_INFORMATION SUPPLIED_

## Begin

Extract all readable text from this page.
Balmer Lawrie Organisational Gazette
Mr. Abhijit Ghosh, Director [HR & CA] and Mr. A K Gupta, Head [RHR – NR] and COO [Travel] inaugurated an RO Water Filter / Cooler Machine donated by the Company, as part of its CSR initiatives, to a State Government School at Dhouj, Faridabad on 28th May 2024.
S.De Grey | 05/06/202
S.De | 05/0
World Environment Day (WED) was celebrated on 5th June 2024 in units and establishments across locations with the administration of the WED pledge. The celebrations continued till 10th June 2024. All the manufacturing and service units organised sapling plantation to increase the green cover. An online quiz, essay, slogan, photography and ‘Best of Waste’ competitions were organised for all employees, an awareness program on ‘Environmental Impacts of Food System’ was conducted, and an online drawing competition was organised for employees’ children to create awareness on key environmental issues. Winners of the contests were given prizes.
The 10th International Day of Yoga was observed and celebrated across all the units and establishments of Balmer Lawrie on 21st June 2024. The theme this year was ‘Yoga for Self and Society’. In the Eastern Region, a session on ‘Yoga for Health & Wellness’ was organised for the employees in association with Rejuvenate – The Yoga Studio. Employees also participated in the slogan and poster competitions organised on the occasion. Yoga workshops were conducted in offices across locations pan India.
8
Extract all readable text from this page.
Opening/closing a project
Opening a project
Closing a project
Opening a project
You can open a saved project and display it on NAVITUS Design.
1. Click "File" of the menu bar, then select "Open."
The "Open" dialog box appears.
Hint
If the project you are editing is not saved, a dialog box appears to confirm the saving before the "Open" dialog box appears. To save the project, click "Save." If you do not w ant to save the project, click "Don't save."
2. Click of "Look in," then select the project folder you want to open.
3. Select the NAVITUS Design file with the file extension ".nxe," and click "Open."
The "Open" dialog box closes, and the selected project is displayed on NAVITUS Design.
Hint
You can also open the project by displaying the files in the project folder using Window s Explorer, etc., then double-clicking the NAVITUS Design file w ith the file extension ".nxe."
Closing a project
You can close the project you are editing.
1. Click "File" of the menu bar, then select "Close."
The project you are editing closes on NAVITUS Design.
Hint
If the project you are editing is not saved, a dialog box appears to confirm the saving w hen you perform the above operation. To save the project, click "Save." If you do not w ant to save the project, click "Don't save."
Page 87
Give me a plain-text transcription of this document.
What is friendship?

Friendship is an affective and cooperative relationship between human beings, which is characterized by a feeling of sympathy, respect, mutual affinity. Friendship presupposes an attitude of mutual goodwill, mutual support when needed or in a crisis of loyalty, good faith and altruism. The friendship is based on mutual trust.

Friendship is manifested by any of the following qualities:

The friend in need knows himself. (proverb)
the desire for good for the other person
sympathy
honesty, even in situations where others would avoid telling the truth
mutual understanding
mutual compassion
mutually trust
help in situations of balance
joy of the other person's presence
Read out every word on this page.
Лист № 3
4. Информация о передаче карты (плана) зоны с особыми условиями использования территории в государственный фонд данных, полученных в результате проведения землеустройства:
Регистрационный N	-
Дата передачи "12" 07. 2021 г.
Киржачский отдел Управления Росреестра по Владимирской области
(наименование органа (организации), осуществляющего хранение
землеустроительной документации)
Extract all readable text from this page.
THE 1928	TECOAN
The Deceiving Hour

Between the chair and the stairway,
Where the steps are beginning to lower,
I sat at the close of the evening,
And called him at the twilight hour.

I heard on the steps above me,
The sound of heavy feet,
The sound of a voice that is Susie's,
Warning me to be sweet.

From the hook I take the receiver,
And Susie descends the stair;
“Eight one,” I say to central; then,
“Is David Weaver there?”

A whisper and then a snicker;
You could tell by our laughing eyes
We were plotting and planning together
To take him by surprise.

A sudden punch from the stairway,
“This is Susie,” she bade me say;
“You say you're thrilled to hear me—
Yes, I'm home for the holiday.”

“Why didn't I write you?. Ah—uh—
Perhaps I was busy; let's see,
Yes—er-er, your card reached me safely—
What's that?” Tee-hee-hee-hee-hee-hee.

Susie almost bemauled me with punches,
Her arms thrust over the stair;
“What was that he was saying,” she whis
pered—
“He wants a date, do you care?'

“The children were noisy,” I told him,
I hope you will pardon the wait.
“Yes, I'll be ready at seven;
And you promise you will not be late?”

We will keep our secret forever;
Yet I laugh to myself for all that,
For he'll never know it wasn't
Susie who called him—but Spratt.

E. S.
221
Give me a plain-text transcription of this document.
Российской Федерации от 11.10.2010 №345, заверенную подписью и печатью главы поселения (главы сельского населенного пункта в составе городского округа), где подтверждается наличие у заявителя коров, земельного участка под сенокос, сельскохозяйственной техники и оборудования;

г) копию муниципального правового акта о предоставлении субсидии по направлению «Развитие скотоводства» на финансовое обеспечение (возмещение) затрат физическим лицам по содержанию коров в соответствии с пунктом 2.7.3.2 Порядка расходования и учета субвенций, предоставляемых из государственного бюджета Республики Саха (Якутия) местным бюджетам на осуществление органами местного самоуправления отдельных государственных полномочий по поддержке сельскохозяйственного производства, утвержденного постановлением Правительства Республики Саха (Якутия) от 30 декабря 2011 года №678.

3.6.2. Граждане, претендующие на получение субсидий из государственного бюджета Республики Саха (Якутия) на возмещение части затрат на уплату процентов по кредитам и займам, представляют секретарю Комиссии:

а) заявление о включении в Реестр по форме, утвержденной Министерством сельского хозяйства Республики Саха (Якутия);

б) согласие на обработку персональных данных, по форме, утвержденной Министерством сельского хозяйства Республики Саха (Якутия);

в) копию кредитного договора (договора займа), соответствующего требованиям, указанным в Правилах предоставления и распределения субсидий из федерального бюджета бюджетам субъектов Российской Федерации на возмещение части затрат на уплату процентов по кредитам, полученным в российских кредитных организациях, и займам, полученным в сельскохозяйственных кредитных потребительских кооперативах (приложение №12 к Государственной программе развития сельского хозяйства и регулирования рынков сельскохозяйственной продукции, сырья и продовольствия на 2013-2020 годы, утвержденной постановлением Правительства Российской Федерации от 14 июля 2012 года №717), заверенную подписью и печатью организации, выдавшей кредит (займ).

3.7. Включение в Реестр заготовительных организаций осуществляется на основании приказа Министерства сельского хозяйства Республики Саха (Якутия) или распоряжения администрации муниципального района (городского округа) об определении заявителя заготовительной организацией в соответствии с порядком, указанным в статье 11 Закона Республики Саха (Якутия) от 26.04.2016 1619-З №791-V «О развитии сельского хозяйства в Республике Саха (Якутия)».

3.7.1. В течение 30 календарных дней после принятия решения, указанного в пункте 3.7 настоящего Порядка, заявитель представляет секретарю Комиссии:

## End

Every entry above should be retyped exactly as shown.

Extract all readable text from this page.
Balmer Lawrie Organisational Gazette
Mr. Abhijit Ghosh, Director [HR & CA] and Mr. A K Gupta, Head [RHR – NR] and COO [Travel] inaugurated an RO Water Filter / Cooler Machine donated by the Company, as part of its CSR initiatives, to a State Government School at Dhouj, Faridabad on 28th May 2024.
S.De Grey | 05/06/202
S.De | 05/0
World Environment Day (WED) was celebrated on 5th June 2024 in units and establishments across locations with the administration of the WED pledge. The celebrations continued till 10th June 2024. All the manufacturing and service units organised sapling plantation to increase the green cover. An online quiz, essay, slogan, photography and ‘Best of Waste’ competitions were organised for all employees, an awareness program on ‘Environmental Impacts of Food System’ was conducted, and an online drawing competition was organised for employees’ children to create awareness on key environmental issues. Winners of the contests were given prizes.
The 10th International Day of Yoga was observed and celebrated across all the units and establishments of Balmer Lawrie on 21st June 2024. The theme this year was ‘Yoga for Self and Society’. In the Eastern Region, a session on ‘Yoga for Health & Wellness’ was organised for the employees in association with Rejuvenate – The Yoga Studio. Employees also participated in the slogan and poster competitions organised on the occasion. Yoga workshops were conducted in offices across locations pan India.
8
Extract all readable text from this page.
Opening/closing a project
Opening a project
Closing a project
Opening a project
You can open a saved project and display it on NAVITUS Design.
1. Click "File" of the menu bar, then select "Open."
The "Open" dialog box appears.
Hint
If the project you are editing is not saved, a dialog box appears to confirm the saving before the "Open" dialog box appears. To save the project, click "Save." If you do not w ant to save the project, click "Don't save."
2. Click of "Look in," then select the project folder you want to open.
3. Select the NAVITUS Design file with the file extension ".nxe," and click "Open."
The "Open" dialog box closes, and the selected project is displayed on NAVITUS Design.
Hint
You can also open the project by displaying the files in the project folder using Window s Explorer, etc., then double-clicking the NAVITUS Design file w ith the file extension ".nxe."
Closing a project
You can close the project you are editing.
1. Click "File" of the menu bar, then select "Close."
The project you are editing closes on NAVITUS Design.
Hint
If the project you are editing is not saved, a dialog box appears to confirm the saving w hen you perform the above operation. To save the project, click "Save." If you do not w ant to save the project, click "Don't save."
Page 87
Give me a plain-text transcription of this document.
What is friendship?

Friendship is an affective and cooperative relationship between human beings, which is characterized by a feeling of sympathy, respect, mutual affinity. Friendship presupposes an attitude of mutual goodwill, mutual support when needed or in a crisis of loyalty, good faith and altruism. The friendship is based on mutual trust.

Friendship is manifested by any of the following qualities:

The friend in need knows himself. (proverb)
the desire for good for the other person
sympathy
honesty, even in situations where others would avoid telling the truth
mutual understanding
mutual compassion
mutually trust
help in situations of balance
joy of the other person's presence
Read out every word on this page.
Лист № 3
4. Информация о передаче карты (плана) зоны с особыми условиями использования территории в государственный фонд данных, полученных в результате проведения землеустройства:
Регистрационный N	-
Дата передачи "12" 07. 2021 г.
Киржачский отдел Управления Росреестра по Владимирской области
(наименование органа (организации), осуществляющего хранение
землеустроительной документации)
Extract all readable text from this page.
THE 1928	TECOAN
The Deceiving Hour

Between the chair and the stairway,
Where the steps are beginning to lower,
I sat at the close of the evening,
And called him at the twilight hour.

I heard on the steps above me,
The sound of heavy feet,
The sound of a voice that is Susie's,
Warning me to be sweet.

From the hook I take the receiver,
And Susie descends the stair;
“Eight one,” I say to central; then,
“Is David Weaver there?”

A whisper and then a snicker;
You could tell by our laughing eyes
We were plotting and planning together
To take him by surprise.

A sudden punch from the stairway,
“This is Susie,” she bade me say;
“You say you're thrilled to hear me—
Yes, I'm home for the holiday.”

“Why didn't I write you?. Ah—uh—
Perhaps I was busy; let's see,
Yes—er-er, your card reached me safely—
What's that?” Tee-hee-hee-hee-hee-hee.

Susie almost bemauled me with punches,
Her arms thrust over the stair;
“What was that he was saying,” she whis
pered—
“He wants a date, do you care?'

“The children were noisy,” I told him,
I hope you will pardon the wait.
“Yes, I'll be ready at seven;
And you promise you will not be late?”

We will keep our secret forever;
Yet I laugh to myself for all that,
For he'll never know it wasn't
Susie who called him—but Spratt.

E. S.
221
Give me a plain-text transcription of this document.
Российской Федерации от 11.10.2010 №345, заверенную подписью и печатью главы поселения (главы сельского населенного пункта в составе городского округа), где подтверждается наличие у заявителя коров, земельного участка под сенокос, сельскохозяйственной техники и оборудования;

г) копию муниципального правового акта о предоставлении субсидии по направлению «Развитие скотоводства» на финансовое обеспечение (возмещение) затрат физическим лицам по содержанию коров в соответствии с пунктом 2.7.3.2 Порядка расходования и учета субвенций, предоставляемых из государственного бюджета Республики Саха (Якутия) местным бюджетам на осуществление органами местного самоуправления отдельных государственных полномочий по поддержке сельскохозяйственного производства, утвержденного постановлением Правительства Республики Саха (Якутия) от 30 декабря 2011 года №678.

3.6.2. Граждане, претендующие на получение субсидий из государственного бюджета Республики Саха (Якутия) на возмещение части затрат на уплату процентов по кредитам и займам, представляют секретарю Комиссии:

а) заявление о включении в Реестр по форме, утвержденной Министерством сельского хозяйства Республики Саха (Якутия);

б) согласие на обработку персональных данных, по форме, утвержденной Министерством сельского хозяйства Республики Саха (Якутия);

в) копию кредитного договора (договора займа), соответствующего требованиям, указанным в Правилах предоставления и распределения субсидий из федерального бюджета бюджетам субъектов Российской Федерации на возмещение части затрат на уплату процентов по кредитам, полученным в российских кредитных организациях, и займам, полученным в сельскохозяйственных кредитных потребительских кооперативах (приложение №12 к Государственной программе развития сельского хозяйства и регулирования рынков сельскохозяйственной продукции, сырья и продовольствия на 2013-2020 годы, утвержденной постановлением Правительства Российской Федерации от 14 июля 2012 года №717), заверенную подписью и печатью организации, выдавшей кредит (займ).

3.7. Включение в Реестр заготовительных организаций осуществляется на основании приказа Министерства сельского хозяйства Республики Саха (Якутия) или распоряжения администрации муниципального района (городского округа) об определении заявителя заготовительной организацией в соответствии с порядком, указанным в статье 11 Закона Республики Саха (Якутия) от 26.04.2016 1619-З №791-V «О развитии сельского хозяйства в Республике Саха (Якутия)».

3.7.1. В течение 30 календарных дней после принятия решения, указанного в пункте 3.7 настоящего Порядка, заявитель представляет секретарю Комиссии:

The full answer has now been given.